## [Task]
Retype the material below. Keep every word exactly as it is.

(begin)

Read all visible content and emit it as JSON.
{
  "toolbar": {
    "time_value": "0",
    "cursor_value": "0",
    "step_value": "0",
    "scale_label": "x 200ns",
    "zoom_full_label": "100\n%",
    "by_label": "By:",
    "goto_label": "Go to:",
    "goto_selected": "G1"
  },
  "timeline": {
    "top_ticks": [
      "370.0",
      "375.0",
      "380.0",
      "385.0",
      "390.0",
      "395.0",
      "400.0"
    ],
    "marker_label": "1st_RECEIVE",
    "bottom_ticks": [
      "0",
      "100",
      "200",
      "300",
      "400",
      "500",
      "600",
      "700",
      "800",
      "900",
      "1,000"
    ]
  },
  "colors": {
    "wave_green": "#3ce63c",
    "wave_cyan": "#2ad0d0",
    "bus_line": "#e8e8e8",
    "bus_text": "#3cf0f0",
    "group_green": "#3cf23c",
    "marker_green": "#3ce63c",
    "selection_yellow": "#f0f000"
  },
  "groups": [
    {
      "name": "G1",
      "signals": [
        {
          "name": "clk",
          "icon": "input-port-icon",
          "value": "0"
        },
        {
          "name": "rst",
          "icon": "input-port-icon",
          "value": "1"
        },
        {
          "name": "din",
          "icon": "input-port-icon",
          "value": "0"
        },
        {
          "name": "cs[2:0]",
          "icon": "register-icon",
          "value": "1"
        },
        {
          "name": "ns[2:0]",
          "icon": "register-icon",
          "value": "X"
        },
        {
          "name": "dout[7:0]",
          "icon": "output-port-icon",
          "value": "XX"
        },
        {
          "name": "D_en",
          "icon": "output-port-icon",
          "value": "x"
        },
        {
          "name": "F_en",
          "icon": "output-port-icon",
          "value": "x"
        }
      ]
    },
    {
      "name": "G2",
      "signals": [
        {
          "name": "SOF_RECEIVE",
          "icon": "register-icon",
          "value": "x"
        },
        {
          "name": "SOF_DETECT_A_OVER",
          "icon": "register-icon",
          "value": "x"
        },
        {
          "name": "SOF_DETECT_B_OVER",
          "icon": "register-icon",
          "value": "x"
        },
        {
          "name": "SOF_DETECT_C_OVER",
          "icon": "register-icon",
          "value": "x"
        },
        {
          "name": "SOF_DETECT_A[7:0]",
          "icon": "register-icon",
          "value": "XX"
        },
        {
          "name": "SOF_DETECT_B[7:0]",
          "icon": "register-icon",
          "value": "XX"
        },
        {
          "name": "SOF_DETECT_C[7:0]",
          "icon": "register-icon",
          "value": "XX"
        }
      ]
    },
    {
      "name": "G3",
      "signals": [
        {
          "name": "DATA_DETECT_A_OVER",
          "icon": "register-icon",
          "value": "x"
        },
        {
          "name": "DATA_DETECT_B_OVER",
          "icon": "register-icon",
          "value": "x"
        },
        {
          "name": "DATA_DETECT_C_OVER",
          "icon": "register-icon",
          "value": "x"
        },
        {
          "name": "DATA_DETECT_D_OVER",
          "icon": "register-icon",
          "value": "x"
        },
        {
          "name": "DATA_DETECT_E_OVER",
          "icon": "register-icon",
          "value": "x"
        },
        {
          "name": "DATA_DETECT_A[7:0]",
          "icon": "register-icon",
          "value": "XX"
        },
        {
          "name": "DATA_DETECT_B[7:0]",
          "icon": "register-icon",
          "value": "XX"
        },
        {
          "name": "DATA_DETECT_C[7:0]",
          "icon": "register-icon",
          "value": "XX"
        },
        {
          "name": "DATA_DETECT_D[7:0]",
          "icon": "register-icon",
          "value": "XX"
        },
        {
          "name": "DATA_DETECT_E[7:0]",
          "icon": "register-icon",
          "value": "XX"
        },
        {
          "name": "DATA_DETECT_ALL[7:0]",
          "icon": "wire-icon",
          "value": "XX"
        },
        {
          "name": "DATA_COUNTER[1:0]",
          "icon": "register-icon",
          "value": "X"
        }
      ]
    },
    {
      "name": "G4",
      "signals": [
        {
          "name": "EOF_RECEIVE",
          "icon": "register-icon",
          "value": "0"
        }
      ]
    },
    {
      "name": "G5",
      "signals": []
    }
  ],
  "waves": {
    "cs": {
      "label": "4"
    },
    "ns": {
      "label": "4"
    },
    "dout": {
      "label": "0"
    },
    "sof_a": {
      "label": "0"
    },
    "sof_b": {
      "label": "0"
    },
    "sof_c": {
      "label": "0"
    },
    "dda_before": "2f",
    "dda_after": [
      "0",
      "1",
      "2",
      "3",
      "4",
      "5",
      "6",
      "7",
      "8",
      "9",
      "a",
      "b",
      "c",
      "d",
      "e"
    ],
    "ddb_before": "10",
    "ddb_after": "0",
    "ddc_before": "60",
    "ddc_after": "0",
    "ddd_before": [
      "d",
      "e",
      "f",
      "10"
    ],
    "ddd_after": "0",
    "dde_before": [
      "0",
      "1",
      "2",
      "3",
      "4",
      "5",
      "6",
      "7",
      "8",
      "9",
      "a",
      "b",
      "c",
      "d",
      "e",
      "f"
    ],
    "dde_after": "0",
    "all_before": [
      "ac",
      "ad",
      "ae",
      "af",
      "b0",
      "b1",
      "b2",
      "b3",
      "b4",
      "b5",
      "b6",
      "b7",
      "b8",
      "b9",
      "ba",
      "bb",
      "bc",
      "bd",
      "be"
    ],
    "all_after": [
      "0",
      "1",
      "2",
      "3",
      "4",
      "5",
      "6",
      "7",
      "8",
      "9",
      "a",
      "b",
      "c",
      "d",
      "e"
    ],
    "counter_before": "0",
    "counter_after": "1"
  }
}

(end)

## [Response to this exercise]
Read all visible content and emit it as JSON.
{
  "toolbar": {
    "time_value": "0",
    "cursor_value": "0",
    "step_value": "0",
    "scale_label": "x 200ns",
    "zoom_full_label": "100\n%",
    "by_label": "By:",
    "goto_label": "Go to:",
    "goto_selected": "G1"
  },
  "timeline": {
    "top_ticks": [
      "370.0",
      "375.0",
      "380.0",
      "385.0",
      "390.0",
      "395.0",
      "400.0"
    ],
    "marker_label": "1st_RECEIVE",
    "bottom_ticks": [
      "0",
      "100",
      "200",
      "300",
      "400",
      "500",
      "600",
      "700",
      "800",
      "900",
      "1,000"
    ]
  },
  "colors": {
    "wave_green": "#3ce63c",
    "wave_cyan": "#2ad0d0",
    "bus_line": "#e8e8e8",
    "bus_text": "#3cf0f0",
    "group_green": "#3cf23c",
    "marker_green": "#3ce63c",
    "selection_yellow": "#f0f000"
  },
  "groups": [
    {
      "name": "G1",
      "signals": [
        {
          "name": "clk",
          "icon": "input-port-icon",
          "value": "0"
        },
        {
          "name": "rst",
          "icon": "input-port-icon",
          "value": "1"
        },
        {
          "name": "din",
          "icon": "input-port-icon",
          "value": "0"
        },
        {
          "name": "cs[2:0]",
          "icon": "register-icon",
          "value": "1"
        },
        {
          "name": "ns[2:0]",
          "icon": "register-icon",
          "value": "X"
        },
        {
          "name": "dout[7:0]",
          "icon": "output-port-icon",
          "value": "XX"
        },
        {
          "name": "D_en",
          "icon": "output-port-icon",
          "value": "x"
        },
        {
          "name": "F_en",
          "icon": "output-port-icon",
          "value": "x"
        }
      ]
    },
    {
      "name": "G2",
      "signals": [
        {
          "name": "SOF_RECEIVE",
          "icon": "register-icon",
          "value": "x"
        },
        {
          "name": "SOF_DETECT_A_OVER",
          "icon": "register-icon",
          "value": "x"
        },
        {
          "name": "SOF_DETECT_B_OVER",
          "icon": "register-icon",
          "value": "x"
        },
        {
          "name": "SOF_DETECT_C_OVER",
          "icon": "register-icon",
          "value": "x"
        },
        {
          "name": "SOF_DETECT_A[7:0]",
          "icon": "register-icon",
          "value": "XX"
        },
        {
          "name": "SOF_DETECT_B[7:0]",
          "icon": "register-icon",
          "value": "XX"
        },
        {
          "name": "SOF_DETECT_C[7:0]",
          "icon": "register-icon",
          "value": "XX"
        }
      ]
    },
    {
      "name": "G3",
      "signals": [
        {
          "name": "DATA_DETECT_A_OVER",
          "icon": "register-icon",
          "value": "x"
        },
        {
          "name": "DATA_DETECT_B_OVER",
          "icon": "register-icon",
          "value": "x"
        },
        {
          "name": "DATA_DETECT_C_OVER",
          "icon": "register-icon",
          "value": "x"
        },
        {
          "name": "DATA_DETECT_D_OVER",
          "icon": "register-icon",
          "value": "x"
        },
        {
          "name": "DATA_DETECT_E_OVER",
          "icon": "register-icon",
          "value": "x"
        },
        {
          "name": "DATA_DETECT_A[7:0]",
          "icon": "register-icon",
          "value": "XX"
        },
        {
          "name": "DATA_DETECT_B[7:0]",
          "icon": "register-icon",
          "value": "XX"
        },
        {
          "name": "DATA_DETECT_C[7:0]",
          "icon": "register-icon",
          "value": "XX"
        },
        {
          "name": "DATA_DETECT_D[7:0]",
          "icon": "register-icon",
          "value": "XX"
        },
        {
          "name": "DATA_DETECT_E[7:0]",
          "icon": "register-icon",
          "value": "XX"
        },
        {
          "name": "DATA_DETECT_ALL[7:0]",
          "icon": "wire-icon",
          "value": "XX"
        },
        {
          "name": "DATA_COUNTER[1:0]",
          "icon": "register-icon",
          "value": "X"
        }
      ]
    },
    {
      "name": "G4",
      "signals": [
        {
          "name": "EOF_RECEIVE",
          "icon": "register-icon",
          "value": "0"
        }
      ]
    },
    {
      "name": "G5",
      "signals": []
    }
  ],
  "waves": {
    "cs": {
      "label": "4"
    },
    "ns": {
      "label": "4"
    },
    "dout": {
      "label": "0"
    },
    "sof_a": {
      "label": "0"
    },
    "sof_b": {
      "label": "0"
    },
    "sof_c": {
      "label": "0"
    },
    "dda_before": "2f",
    "dda_after": [
      "0",
      "1",
      "2",
      "3",
      "4",
      "5",
      "6",
      "7",
      "8",
      "9",
      "a",
      "b",
      "c",
      "d",
      "e"
    ],
    "ddb_before": "10",
    "ddb_after": "0",
    "ddc_before": "60",
    "ddc_after": "0",
    "ddd_before": [
      "d",
      "e",
      "f",
      "10"
    ],
    "ddd_after": "0",
    "dde_before": [
      "0",
      "1",
      "2",
      "3",
      "4",
      "5",
      "6",
      "7",
      "8",
      "9",
      "a",
      "b",
      "c",
      "d",
      "e",
      "f"
    ],
    "dde_after": "0",
    "all_before": [
      "ac",
      "ad",
      "ae",
      "af",
      "b0",
      "b1",
      "b2",
      "b3",
      "b4",
      "b5",
      "b6",
      "b7",
      "b8",
      "b9",
      "ba",
      "bb",
      "bc",
      "bd",
      "be"
    ],
    "all_after": [
      "0",
      "1",
      "2",
      "3",
      "4",
      "5",
      "6",
      "7",
      "8",
      "9",
      "a",
      "b",
      "c",
      "d",
      "e"
    ],
    "counter_before": "0",
    "counter_after": "1"
  }
}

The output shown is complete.